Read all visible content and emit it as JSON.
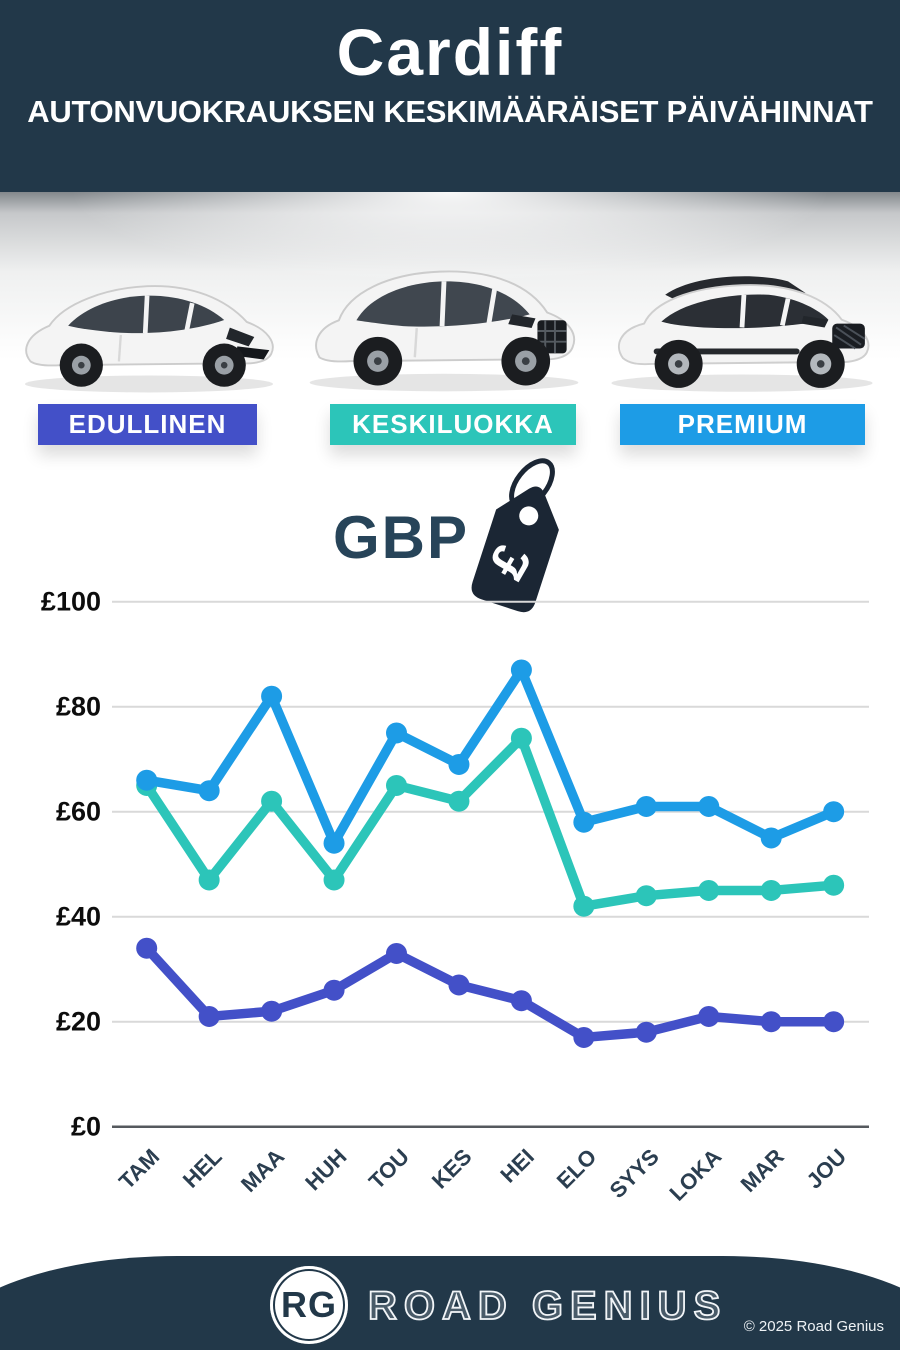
{
  "header": {
    "title": "Cardiff",
    "subtitle": "AUTONVUOKRAUKSEN KESKIMÄÄRÄISET PÄIVÄHINNAT"
  },
  "categories": [
    {
      "label": "EDULLINEN",
      "color": "#4350c8"
    },
    {
      "label": "KESKILUOKKA",
      "color": "#2cc5b9"
    },
    {
      "label": "PREMIUM",
      "color": "#1d9ce6"
    }
  ],
  "cars": [
    {
      "icon": "hatchback-car-image",
      "category": "EDULLINEN"
    },
    {
      "icon": "suv-car-image",
      "category": "KESKILUOKKA"
    },
    {
      "icon": "luxury-suv-car-image",
      "category": "PREMIUM"
    }
  ],
  "currency": {
    "label": "GBP",
    "symbol": "£",
    "tag_icon": "price-tag-icon"
  },
  "chart_data": {
    "type": "line",
    "categories": [
      "TAM",
      "HEL",
      "MAA",
      "HUH",
      "TOU",
      "KES",
      "HEI",
      "ELO",
      "SYYS",
      "LOKA",
      "MAR",
      "JOU"
    ],
    "series": [
      {
        "name": "EDULLINEN",
        "color": "#4350c8",
        "values": [
          34,
          21,
          22,
          26,
          33,
          27,
          24,
          17,
          18,
          21,
          20,
          20
        ]
      },
      {
        "name": "KESKILUOKKA",
        "color": "#2cc5b9",
        "values": [
          65,
          47,
          62,
          47,
          65,
          62,
          74,
          42,
          44,
          45,
          45,
          46
        ]
      },
      {
        "name": "PREMIUM",
        "color": "#1d9ce6",
        "values": [
          66,
          64,
          82,
          54,
          75,
          69,
          87,
          58,
          61,
          61,
          55,
          60
        ]
      }
    ],
    "ylabel_ticks": [
      "£0",
      "£20",
      "£40",
      "£60",
      "£80",
      "£100"
    ],
    "ylim": [
      0,
      100
    ],
    "ytick_step": 20,
    "currency_prefix": "£",
    "grid": true,
    "legend": "none"
  },
  "colors": {
    "header_bg": "#223849",
    "footer_bg": "#223849",
    "tag": "#1b2634",
    "gbp_text": "#274459",
    "gridline": "#d9d9d9",
    "axis_zero_line": "#55595e"
  },
  "footer": {
    "logo_text": "RG",
    "brand": "ROAD GENIUS",
    "copyright": "© 2025 Road Genius"
  }
}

════════════════════

● **WHAT THE TASK REQUIRES**: In the records above, find each line with the word "category" and copy it.

● **FULL RESPONSE**:
      "category": "EDULLINEN"
      "category": "KESKILUOKKA"
      "category": "PREMIUM"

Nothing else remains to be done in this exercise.